__GIVEN REQUEST__: Scan the records below. List lines holding "name".

__MATERIAL TO PROCESS__:
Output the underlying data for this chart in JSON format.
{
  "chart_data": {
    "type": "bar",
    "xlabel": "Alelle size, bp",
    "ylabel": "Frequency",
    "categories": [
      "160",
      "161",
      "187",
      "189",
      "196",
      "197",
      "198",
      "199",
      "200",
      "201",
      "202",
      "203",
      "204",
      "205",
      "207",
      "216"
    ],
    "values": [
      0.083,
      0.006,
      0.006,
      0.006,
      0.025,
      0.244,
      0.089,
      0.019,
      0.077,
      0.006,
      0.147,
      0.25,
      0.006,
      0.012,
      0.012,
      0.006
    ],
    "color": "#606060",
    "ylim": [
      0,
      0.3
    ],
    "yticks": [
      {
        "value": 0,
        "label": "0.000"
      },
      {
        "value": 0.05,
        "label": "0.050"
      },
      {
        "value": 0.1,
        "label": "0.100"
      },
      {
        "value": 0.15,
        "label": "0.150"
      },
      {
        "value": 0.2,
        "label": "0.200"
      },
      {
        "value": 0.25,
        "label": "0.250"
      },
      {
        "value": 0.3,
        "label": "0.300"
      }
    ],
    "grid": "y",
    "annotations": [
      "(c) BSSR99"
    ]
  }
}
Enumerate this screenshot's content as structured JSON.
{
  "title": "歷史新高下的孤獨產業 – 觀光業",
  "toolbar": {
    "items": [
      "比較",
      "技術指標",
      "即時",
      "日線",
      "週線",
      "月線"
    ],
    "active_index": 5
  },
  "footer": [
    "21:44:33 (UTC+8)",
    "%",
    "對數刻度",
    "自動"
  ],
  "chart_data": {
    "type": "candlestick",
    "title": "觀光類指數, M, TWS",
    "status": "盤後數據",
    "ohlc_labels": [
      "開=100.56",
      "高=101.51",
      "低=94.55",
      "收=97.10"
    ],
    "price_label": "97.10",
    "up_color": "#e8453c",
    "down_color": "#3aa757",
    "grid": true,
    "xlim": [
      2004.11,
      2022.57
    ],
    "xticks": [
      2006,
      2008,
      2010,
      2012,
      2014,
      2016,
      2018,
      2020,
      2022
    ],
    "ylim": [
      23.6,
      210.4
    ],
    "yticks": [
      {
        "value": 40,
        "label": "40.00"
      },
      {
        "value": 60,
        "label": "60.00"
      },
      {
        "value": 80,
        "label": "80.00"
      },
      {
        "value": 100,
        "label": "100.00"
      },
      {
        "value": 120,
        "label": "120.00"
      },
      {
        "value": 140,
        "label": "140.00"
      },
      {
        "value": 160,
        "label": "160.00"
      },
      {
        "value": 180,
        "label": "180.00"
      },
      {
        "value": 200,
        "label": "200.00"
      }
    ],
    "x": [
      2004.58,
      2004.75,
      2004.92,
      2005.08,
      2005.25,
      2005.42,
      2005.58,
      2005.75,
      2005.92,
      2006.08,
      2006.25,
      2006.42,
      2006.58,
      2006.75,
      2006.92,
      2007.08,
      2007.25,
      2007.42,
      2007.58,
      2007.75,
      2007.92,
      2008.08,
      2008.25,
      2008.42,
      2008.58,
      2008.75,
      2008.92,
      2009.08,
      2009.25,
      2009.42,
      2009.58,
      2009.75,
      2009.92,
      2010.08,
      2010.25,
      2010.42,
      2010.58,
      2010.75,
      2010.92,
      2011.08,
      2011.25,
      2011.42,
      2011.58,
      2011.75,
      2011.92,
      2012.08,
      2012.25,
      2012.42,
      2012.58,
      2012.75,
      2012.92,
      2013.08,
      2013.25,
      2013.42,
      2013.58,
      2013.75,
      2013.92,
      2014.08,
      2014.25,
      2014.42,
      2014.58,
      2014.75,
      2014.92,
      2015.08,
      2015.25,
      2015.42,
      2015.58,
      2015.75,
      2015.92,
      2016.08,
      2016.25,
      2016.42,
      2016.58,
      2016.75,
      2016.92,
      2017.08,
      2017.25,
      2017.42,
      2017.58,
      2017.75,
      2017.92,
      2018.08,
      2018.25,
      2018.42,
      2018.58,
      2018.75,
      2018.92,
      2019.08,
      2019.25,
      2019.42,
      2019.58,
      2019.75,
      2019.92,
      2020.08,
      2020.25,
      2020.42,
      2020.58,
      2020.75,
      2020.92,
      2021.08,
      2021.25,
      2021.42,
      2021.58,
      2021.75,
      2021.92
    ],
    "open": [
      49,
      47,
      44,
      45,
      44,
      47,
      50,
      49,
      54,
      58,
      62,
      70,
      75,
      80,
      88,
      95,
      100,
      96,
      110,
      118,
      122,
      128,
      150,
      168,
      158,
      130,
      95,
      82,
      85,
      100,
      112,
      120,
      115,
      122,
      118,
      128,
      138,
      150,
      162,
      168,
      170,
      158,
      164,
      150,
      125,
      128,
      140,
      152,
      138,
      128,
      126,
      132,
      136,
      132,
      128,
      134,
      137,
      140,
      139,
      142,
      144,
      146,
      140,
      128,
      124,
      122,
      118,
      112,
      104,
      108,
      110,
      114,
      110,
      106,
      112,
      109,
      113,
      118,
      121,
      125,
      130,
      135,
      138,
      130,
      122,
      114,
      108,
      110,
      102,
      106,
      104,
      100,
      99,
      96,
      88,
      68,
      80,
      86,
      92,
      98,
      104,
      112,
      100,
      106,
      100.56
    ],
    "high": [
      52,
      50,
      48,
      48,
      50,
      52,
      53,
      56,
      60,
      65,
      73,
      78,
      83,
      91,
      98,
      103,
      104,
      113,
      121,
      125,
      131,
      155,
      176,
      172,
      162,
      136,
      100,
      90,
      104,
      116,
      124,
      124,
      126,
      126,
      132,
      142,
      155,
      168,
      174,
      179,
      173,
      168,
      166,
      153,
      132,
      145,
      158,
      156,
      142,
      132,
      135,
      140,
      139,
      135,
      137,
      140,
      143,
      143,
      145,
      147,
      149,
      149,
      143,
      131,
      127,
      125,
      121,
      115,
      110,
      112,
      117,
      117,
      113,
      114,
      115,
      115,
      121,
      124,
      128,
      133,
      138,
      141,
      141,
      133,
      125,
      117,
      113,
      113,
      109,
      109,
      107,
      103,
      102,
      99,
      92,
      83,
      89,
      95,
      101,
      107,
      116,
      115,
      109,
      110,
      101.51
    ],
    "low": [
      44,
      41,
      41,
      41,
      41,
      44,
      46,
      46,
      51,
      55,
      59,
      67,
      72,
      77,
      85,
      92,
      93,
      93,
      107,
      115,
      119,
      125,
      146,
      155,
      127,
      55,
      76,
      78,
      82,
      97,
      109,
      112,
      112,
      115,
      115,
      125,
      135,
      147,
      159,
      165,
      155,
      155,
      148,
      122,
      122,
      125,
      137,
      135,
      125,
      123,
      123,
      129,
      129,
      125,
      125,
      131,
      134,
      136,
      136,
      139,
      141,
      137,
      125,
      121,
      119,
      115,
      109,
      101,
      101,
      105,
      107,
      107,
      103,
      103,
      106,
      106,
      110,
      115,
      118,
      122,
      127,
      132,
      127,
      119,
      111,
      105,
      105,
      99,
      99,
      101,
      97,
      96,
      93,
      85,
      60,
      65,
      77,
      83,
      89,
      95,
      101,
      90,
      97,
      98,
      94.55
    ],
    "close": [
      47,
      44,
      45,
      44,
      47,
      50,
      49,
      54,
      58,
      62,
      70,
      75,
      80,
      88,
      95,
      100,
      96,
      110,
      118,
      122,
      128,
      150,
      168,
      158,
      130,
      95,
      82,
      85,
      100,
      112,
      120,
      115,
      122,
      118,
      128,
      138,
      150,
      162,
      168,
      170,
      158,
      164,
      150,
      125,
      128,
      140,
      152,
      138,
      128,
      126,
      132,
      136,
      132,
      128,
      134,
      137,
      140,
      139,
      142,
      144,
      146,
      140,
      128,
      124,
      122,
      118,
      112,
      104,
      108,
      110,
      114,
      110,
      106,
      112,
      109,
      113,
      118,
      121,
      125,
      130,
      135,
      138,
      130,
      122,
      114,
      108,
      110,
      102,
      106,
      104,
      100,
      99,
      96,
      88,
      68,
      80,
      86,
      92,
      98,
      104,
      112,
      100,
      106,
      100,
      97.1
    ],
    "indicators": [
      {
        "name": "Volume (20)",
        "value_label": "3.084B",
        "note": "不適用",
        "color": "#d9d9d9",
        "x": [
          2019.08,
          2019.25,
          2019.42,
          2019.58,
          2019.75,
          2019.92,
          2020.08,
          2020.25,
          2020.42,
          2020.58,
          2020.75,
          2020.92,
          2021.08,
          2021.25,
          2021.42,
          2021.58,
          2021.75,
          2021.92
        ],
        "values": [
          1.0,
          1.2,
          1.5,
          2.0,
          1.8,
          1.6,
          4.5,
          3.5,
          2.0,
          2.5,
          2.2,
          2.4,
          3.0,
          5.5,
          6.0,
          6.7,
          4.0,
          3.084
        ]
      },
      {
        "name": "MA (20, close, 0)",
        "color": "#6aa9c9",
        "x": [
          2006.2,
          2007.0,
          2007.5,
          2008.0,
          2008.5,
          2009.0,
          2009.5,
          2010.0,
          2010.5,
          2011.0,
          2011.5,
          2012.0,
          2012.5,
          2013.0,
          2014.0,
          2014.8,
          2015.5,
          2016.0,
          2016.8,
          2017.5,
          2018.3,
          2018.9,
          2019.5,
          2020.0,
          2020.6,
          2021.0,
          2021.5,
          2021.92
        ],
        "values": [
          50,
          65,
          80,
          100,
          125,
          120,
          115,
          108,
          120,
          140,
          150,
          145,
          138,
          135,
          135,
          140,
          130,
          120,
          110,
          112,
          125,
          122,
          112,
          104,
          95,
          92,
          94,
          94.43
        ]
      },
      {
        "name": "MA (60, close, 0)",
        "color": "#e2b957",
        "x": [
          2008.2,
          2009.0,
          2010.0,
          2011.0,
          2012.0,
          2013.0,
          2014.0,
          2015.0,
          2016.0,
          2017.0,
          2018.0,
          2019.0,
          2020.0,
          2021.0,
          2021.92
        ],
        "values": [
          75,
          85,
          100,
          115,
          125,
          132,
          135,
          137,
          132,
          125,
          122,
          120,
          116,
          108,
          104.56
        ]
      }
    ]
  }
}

__FULL OUTPUT__:
        "name": "Volume (20)",
        "name": "MA (20, close, 0)",
        "name": "MA (60, close, 0)",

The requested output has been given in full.